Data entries
▬▬▬▬▬▬▬▬▬▬

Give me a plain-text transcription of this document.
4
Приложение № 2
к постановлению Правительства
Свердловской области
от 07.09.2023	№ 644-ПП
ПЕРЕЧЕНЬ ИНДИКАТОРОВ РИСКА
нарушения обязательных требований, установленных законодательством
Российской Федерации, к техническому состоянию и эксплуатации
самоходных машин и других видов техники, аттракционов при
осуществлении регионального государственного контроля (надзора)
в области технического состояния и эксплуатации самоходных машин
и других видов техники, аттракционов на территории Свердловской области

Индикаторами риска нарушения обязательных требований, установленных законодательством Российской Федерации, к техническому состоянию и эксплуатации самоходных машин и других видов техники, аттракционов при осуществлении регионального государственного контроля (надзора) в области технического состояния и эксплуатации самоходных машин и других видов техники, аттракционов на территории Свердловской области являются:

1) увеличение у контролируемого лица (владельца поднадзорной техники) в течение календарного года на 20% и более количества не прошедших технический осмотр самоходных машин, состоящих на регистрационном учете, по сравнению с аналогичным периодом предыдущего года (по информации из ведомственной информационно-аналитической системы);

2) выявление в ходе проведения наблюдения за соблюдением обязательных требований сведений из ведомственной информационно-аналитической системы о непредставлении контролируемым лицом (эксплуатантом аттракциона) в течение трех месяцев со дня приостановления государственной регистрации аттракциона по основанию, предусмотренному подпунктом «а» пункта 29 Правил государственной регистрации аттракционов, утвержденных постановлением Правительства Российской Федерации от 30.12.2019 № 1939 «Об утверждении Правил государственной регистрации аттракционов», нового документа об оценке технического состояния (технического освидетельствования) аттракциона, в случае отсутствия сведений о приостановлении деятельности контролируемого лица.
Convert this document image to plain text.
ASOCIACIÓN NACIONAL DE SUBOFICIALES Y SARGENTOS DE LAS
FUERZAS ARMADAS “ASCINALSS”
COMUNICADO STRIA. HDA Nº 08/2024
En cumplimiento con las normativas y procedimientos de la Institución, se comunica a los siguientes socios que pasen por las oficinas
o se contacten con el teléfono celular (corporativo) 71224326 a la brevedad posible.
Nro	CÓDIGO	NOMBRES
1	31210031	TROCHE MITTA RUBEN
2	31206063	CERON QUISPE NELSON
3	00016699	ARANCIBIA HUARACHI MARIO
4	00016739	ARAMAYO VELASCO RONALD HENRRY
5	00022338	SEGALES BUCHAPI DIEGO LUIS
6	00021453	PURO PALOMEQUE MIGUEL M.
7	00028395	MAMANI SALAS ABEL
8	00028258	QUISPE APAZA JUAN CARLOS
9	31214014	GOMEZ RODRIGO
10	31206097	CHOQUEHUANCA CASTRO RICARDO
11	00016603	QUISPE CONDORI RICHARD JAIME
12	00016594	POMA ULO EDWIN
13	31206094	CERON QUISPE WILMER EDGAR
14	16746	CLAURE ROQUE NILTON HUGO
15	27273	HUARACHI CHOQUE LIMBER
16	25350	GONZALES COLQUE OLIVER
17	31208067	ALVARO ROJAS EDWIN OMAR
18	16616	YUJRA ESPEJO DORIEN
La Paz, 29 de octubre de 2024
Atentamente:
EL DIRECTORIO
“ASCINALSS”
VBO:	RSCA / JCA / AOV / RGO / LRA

▬▬▬▬▬▬▬▬▬▬

• What you should do
Track down all lines above with the string "Свердловской" and copy them.

• Output below
Свердловской области
и других видов техники, аттракционов на территории Свердловской области
Индикаторами риска нарушения обязательных требований, установленных законодательством Российской Федерации, к техническому состоянию и эксплуатации самоходных машин и других видов техники, аттракционов при осуществлении регионального государственного контроля (надзора) в области технического состояния и эксплуатации самоходных машин и других видов техники, аттракционов на территории Свердловской области являются:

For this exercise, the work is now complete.